--- AIM OF THE TASK ---
Retype the data below without altering anything.

··· ROWS ···

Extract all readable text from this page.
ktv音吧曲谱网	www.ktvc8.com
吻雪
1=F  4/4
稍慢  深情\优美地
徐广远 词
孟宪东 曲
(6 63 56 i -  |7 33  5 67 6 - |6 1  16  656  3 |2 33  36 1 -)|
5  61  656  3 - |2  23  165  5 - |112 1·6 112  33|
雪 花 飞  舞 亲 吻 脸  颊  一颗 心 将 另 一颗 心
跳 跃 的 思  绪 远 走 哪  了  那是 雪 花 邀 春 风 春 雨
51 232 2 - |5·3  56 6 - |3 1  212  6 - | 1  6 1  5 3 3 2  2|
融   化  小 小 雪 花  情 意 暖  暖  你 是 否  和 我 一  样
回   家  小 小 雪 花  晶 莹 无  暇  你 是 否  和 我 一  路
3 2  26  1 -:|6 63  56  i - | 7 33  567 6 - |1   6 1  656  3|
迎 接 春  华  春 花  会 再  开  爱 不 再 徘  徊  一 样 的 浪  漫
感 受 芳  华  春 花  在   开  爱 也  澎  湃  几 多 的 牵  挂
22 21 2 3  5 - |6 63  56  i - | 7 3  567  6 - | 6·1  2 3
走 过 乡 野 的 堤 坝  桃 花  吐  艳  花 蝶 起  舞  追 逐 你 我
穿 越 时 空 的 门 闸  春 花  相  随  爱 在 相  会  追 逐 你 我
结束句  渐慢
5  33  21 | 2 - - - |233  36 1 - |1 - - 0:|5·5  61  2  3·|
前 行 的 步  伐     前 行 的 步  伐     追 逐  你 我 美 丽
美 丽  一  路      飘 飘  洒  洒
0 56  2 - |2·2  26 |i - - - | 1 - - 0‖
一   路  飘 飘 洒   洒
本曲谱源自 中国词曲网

···

--- ANSWER TO THE TASK ---
Extract all readable text from this page.
ktv音吧曲谱网	www.ktvc8.com
吻雪
1=F  4/4
稍慢  深情\优美地
徐广远 词
孟宪东 曲
(6 63 56 i -  |7 33  5 67 6 - |6 1  16  656  3 |2 33  36 1 -)|
5  61  656  3 - |2  23  165  5 - |112 1·6 112  33|
雪 花 飞  舞 亲 吻 脸  颊  一颗 心 将 另 一颗 心
跳 跃 的 思  绪 远 走 哪  了  那是 雪 花 邀 春 风 春 雨
51 232 2 - |5·3  56 6 - |3 1  212  6 - | 1  6 1  5 3 3 2  2|
融   化  小 小 雪 花  情 意 暖  暖  你 是 否  和 我 一  样
回   家  小 小 雪 花  晶 莹 无  暇  你 是 否  和 我 一  路
3 2  26  1 -:|6 63  56  i - | 7 33  567 6 - |1   6 1  656  3|
迎 接 春  华  春 花  会 再  开  爱 不 再 徘  徊  一 样 的 浪  漫
感 受 芳  华  春 花  在   开  爱 也  澎  湃  几 多 的 牵  挂
22 21 2 3  5 - |6 63  56  i - | 7 3  567  6 - | 6·1  2 3
走 过 乡 野 的 堤 坝  桃 花  吐  艳  花 蝶 起  舞  追 逐 你 我
穿 越 时 空 的 门 闸  春 花  相  随  爱 在 相  会  追 逐 你 我
结束句  渐慢
5  33  21 | 2 - - - |233  36 1 - |1 - - 0:|5·5  61  2  3·|
前 行 的 步  伐     前 行 的 步  伐     追 逐  你 我 美 丽
美 丽  一  路      飘 飘  洒  洒
0 56  2 - |2·2  26 |i - - - | 1 - - 0‖
一   路  飘 飘 洒   洒
本曲谱源自 中国词曲网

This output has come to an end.